◆ **資料の抜粋**
国に納める税金を「国税」、都道府県や市区町村などの地方公共団体に納める税金を「地方税」といいます。

■国税と地方税
税種別 分類
消費税 国/都道府県
酒税
所得税
法人税
住民税 都道府県/市町村
固定資産税 主に市町村
自動車税 都道府県
軽自動車税 市町村
相続税

なお、消費税は国に納める金額と地方公共団体に納める「地方消費税」の合算です。例えば、2019年10月から始まった軽減税率(8%)の内訳は、消費税率(国税)が6.24%、地方消費税率が1.76%です。この内訳は、経過措置の税率(8%)と標準税率(10%)でもそれぞれ異なります。会計ソフトなどを導入していれば混乱することはありませんが、税率それぞれの内訳が違うことは理解しておいてください。

「法人税等」とは

中間申告では、法人税や住民税、事業税などを処理するために、費用勘定として「法人税等」を使うことがあります。法人税等は大きく「法人税」、「地方法人税」、「法人住民税」、「法人事業税」、「特別法人事業税」に分けられており、納付先が異なります。それぞれの違いについて、表にまとめました。
  納税先 税金の対象
法人税 会社の事業所得
地方法人税 会社の事業所得
法人住民税 地方自治体 会社の所在
法人事業税 地方自治体 会社の事業所得
特別法人事業税 法人税事業税のち所得額割合もしくは収入割額の標準税率相当

続いて、それぞれの税金の詳細を説明します。

「法人税等」の種類

■法人税
会社の事業所得に対して、国に納める税金です。

◆ **取り組むこと**
**A.** 税金に関する文章によると、軽減税率(8%)のうち地方消費税率は何%ですか。
**B.** 税金に関する文章の最後の文に続けて、その先を書きなさい。
この後の行は、税金に関する文章とは別の出典から取られたものです。

◆ **データ抜粋**
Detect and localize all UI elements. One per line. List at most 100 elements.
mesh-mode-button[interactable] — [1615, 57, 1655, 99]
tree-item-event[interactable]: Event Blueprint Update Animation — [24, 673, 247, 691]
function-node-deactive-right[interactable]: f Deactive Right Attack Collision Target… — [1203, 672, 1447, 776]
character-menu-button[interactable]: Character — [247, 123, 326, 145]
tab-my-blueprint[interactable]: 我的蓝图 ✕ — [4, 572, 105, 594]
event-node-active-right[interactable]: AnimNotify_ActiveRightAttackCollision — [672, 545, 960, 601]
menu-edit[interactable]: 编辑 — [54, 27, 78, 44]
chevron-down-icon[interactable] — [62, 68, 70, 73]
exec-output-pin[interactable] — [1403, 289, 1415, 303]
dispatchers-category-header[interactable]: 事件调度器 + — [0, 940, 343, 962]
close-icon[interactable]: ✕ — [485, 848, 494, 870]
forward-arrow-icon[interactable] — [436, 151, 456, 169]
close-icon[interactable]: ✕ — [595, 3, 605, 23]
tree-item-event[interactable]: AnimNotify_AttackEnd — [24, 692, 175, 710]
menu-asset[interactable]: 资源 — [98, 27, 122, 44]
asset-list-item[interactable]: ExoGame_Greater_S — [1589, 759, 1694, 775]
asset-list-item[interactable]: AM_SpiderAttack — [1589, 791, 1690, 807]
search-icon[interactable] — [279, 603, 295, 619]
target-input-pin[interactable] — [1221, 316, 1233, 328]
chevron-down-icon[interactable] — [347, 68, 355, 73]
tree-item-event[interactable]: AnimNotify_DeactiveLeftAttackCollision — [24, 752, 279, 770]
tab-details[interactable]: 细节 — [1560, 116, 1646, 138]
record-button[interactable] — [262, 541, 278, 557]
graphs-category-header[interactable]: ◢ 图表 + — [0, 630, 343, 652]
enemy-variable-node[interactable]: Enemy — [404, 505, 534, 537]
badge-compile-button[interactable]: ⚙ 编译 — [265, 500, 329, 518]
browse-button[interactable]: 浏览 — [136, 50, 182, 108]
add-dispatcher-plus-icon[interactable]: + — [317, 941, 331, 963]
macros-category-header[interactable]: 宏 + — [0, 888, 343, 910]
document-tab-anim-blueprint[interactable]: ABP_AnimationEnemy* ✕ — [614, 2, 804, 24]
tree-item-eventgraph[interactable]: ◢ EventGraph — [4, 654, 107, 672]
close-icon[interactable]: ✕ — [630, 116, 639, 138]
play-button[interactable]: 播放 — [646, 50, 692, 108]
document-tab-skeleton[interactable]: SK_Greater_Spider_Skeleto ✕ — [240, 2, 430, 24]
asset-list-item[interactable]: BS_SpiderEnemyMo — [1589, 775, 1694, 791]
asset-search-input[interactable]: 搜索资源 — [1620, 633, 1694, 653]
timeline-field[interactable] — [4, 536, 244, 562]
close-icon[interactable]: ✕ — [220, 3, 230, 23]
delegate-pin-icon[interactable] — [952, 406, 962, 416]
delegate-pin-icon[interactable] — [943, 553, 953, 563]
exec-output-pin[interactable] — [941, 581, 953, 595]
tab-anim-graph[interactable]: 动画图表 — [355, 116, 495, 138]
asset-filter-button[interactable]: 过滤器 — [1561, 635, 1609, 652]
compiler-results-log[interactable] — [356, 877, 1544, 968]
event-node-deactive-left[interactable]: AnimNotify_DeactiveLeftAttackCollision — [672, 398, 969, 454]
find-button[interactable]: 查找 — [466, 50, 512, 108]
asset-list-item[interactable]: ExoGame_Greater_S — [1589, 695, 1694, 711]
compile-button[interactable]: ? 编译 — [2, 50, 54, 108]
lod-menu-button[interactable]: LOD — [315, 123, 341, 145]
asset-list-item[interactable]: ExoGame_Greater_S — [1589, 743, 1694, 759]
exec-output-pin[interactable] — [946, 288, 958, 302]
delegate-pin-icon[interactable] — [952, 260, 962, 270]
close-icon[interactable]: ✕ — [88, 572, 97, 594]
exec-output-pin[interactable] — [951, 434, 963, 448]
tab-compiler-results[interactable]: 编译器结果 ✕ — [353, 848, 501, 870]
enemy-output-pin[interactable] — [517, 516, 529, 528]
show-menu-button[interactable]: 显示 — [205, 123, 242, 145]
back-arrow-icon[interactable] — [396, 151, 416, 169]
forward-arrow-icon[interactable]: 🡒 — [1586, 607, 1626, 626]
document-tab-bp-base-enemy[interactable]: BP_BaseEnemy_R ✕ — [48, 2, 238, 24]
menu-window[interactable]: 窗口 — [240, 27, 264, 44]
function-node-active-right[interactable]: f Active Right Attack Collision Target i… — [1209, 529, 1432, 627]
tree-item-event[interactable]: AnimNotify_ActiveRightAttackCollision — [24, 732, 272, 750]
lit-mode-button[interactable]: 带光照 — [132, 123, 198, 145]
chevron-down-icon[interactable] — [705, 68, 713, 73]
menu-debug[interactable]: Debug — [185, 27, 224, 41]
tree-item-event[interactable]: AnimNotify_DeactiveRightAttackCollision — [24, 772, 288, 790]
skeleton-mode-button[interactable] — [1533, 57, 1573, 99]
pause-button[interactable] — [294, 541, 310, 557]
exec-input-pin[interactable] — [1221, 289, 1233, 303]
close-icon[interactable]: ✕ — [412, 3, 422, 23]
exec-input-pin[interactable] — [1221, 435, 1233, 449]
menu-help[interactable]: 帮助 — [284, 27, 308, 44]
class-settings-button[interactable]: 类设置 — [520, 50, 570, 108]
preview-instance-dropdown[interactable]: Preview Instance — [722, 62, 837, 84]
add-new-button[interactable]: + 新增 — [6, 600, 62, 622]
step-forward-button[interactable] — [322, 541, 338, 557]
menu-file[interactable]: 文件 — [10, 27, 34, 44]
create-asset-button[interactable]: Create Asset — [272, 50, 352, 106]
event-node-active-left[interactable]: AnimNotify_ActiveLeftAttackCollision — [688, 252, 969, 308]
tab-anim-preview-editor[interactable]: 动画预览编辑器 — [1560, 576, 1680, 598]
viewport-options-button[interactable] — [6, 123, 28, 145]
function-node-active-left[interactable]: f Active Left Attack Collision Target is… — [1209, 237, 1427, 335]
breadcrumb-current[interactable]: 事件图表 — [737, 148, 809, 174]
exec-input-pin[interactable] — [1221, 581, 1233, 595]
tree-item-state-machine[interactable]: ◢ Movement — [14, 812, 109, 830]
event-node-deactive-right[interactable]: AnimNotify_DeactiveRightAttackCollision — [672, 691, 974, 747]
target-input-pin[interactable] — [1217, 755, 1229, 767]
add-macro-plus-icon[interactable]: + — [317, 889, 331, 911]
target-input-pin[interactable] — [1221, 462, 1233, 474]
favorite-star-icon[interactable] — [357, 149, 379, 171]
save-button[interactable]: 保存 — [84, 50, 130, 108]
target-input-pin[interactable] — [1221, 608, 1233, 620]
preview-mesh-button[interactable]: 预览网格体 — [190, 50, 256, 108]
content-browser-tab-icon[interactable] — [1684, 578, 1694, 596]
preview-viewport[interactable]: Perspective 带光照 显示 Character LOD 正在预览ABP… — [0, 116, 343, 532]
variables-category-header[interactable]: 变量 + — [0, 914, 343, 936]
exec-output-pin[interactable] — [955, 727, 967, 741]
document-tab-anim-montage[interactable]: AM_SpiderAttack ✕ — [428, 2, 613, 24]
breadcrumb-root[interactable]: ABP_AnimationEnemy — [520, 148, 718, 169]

◆ **課題別の解答**
**A.** 1.76%です。

**B.**
法人税の税率は会社の資本金や所得総額によって異なります。なお、消費税率が引き上げられる一方で法人税率は引き下げられており、2015年3月末までは25.5%だった税率が、2019年現在23.2%となっています。また、資本金や所得金額が少なくなるほど税率も優遇されます。

資本金・所得金額別の法人税率
資本金 所得金額 税率
1億円超 23.2%
1億円以下 800万円超 23.2%
800万円以下 15.0%
※赤字の場合は税率0%

法人税は該当の事業年度の所得に上記の法人税率をかけることで算出します。この場合の所得とは企業会計における利益ではなく、税務上の所得金額のことを指します。

×企業会計における利益(収益―費用)
○税務における所得(益金―損金)

法人税の算出方法
所得×法人税率=法人税

■地方法人税
2014年に創設された「地方法人税法」によって課税が定められているのが地方法人税です。各地方団体の財源が均等になるよう、国が分配する地方交付税の財源として活用されています。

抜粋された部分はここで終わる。